JOB:
Locate every line below that contains the word "plus" and copy it.

Some records:
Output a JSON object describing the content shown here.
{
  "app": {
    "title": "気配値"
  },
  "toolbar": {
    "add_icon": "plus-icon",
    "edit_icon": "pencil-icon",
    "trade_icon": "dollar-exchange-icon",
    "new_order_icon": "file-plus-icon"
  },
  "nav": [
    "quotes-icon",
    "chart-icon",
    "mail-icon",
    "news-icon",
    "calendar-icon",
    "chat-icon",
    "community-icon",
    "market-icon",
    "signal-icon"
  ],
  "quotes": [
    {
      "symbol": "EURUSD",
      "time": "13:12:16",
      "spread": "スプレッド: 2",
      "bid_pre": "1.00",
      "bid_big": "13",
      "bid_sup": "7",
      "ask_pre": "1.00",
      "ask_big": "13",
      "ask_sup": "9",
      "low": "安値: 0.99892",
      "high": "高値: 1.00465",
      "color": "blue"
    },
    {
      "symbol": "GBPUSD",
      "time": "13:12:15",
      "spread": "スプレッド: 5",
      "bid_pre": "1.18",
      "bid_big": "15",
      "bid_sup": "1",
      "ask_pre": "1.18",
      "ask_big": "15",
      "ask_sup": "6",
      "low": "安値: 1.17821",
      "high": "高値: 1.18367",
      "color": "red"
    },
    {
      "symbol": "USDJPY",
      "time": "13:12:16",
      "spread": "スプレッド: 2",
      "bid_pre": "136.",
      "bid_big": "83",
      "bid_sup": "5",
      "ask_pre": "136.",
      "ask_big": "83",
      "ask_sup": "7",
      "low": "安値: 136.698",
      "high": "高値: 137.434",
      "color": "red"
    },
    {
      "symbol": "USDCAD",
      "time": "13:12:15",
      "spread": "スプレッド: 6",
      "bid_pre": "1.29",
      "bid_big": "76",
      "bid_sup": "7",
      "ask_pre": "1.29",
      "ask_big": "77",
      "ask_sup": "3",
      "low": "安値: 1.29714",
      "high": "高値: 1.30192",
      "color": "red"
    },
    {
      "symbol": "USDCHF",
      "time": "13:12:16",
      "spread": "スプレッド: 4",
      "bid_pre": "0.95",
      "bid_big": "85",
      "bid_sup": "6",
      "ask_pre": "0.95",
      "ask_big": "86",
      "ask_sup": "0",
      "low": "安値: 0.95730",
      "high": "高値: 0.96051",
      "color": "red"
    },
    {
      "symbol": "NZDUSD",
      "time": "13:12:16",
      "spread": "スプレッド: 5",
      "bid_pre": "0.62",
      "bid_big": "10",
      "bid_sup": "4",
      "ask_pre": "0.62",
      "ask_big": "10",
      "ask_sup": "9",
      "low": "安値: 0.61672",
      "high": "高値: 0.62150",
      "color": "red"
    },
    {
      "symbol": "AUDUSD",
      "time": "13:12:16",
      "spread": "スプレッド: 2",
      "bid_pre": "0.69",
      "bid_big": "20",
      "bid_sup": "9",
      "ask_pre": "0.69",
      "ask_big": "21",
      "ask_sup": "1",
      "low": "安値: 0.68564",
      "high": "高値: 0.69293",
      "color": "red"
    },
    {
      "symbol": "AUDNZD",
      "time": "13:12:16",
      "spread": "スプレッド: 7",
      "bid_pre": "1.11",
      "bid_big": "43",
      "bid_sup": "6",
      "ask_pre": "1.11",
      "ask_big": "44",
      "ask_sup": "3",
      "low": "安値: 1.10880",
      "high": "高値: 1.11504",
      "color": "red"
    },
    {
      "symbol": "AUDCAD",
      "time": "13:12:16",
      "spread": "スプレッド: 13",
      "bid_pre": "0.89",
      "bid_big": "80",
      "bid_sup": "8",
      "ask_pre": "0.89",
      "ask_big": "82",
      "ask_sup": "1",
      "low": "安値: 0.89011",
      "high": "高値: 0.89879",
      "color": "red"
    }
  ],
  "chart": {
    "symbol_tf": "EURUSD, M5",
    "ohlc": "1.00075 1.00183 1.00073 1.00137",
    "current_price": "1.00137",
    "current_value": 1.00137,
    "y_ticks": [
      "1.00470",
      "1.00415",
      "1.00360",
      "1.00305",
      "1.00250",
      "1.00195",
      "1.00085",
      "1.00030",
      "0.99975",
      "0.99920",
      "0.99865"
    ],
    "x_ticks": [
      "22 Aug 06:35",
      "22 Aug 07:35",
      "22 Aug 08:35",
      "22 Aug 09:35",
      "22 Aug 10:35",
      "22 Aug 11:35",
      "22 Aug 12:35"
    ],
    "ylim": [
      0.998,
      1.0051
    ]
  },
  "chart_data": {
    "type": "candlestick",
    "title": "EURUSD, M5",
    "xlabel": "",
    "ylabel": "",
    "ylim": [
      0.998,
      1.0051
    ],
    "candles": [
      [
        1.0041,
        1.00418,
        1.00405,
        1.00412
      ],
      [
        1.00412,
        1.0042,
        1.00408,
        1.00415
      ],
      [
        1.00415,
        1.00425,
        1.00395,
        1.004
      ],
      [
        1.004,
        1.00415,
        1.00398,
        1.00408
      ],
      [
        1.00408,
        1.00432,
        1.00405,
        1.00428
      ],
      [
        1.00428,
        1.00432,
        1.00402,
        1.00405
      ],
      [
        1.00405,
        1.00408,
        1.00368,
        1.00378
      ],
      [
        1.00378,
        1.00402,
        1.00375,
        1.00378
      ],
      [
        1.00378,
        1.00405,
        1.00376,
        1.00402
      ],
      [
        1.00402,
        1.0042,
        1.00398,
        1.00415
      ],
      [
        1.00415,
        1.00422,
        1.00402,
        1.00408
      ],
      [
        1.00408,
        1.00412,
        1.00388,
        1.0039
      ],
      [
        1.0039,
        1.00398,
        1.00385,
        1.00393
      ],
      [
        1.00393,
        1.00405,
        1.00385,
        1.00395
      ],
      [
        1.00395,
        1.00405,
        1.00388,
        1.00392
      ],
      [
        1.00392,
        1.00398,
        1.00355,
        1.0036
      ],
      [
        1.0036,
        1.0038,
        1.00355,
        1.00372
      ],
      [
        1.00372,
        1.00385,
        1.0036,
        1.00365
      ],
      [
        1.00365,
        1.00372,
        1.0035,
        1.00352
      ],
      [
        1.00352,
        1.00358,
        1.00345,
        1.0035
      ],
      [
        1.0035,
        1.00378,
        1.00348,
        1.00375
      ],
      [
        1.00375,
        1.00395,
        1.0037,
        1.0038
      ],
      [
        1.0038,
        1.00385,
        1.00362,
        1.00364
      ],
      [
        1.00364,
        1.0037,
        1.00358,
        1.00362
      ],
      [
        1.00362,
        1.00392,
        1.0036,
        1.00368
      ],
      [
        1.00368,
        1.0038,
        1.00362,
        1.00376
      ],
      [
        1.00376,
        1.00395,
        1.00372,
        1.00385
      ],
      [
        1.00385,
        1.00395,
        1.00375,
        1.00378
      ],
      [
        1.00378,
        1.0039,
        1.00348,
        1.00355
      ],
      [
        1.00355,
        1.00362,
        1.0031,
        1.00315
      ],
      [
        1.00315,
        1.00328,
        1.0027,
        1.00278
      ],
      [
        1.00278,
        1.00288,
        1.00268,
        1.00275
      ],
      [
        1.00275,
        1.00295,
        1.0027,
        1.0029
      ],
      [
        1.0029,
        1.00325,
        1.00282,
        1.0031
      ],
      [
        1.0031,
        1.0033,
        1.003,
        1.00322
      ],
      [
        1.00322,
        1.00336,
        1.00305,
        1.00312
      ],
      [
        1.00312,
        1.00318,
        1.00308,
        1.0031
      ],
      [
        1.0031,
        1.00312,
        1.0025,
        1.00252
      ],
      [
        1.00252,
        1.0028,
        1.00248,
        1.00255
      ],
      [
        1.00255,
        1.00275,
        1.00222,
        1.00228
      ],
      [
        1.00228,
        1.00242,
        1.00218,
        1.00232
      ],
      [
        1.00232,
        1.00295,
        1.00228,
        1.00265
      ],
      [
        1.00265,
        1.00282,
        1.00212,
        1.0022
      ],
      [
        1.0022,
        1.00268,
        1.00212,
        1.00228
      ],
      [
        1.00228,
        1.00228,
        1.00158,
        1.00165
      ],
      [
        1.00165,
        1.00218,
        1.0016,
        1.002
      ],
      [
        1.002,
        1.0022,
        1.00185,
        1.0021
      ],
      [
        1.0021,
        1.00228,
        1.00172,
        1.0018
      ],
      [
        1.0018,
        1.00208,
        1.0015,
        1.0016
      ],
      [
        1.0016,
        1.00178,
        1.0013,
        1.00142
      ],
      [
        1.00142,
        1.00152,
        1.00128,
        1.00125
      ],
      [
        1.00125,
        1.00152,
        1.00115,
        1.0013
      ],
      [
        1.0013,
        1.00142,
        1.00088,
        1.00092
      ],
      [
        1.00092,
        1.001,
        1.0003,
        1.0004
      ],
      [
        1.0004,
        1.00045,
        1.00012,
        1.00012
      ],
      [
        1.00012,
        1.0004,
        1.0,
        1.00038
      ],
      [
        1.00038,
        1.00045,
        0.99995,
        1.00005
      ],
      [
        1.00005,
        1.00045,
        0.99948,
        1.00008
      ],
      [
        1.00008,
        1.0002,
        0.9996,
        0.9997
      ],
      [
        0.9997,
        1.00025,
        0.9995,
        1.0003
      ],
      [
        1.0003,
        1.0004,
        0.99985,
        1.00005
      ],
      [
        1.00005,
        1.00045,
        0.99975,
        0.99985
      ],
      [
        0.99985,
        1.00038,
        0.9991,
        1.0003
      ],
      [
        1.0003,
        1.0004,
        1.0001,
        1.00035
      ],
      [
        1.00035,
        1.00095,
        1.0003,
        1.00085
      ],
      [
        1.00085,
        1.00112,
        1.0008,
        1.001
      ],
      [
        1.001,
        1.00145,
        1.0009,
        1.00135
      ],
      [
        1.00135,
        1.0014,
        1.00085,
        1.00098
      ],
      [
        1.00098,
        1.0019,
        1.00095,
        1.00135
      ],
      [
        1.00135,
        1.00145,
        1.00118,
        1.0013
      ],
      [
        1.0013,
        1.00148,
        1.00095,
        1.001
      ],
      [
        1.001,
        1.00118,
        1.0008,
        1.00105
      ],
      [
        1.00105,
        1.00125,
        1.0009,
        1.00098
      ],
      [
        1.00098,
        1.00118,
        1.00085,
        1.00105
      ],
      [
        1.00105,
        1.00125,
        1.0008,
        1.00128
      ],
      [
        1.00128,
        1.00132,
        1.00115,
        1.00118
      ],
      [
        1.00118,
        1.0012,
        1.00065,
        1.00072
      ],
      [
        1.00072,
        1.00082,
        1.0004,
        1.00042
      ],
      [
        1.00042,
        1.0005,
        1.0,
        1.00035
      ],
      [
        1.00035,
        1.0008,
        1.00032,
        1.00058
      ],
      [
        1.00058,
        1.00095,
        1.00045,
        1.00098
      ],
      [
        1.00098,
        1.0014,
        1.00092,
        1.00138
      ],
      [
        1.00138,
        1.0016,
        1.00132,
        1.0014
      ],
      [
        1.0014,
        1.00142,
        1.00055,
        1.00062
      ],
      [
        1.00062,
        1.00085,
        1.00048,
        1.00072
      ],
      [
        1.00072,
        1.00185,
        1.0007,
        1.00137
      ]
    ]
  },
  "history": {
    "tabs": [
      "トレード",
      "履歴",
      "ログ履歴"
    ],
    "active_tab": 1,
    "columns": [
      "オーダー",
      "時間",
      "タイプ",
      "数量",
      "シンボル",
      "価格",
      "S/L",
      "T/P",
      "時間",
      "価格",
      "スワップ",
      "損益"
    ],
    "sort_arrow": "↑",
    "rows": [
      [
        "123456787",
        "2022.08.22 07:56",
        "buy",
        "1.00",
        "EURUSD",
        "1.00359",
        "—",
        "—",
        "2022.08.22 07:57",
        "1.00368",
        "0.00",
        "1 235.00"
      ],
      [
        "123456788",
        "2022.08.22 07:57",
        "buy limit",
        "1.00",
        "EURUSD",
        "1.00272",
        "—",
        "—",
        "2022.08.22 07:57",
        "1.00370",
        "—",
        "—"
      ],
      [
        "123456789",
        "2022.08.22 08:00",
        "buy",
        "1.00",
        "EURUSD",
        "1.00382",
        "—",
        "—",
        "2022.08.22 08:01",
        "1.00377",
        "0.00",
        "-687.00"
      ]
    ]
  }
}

RESPONSE FOR THIS EXERCISE:
    "add_icon": "plus-icon",
    "new_order_icon": "file-plus-icon"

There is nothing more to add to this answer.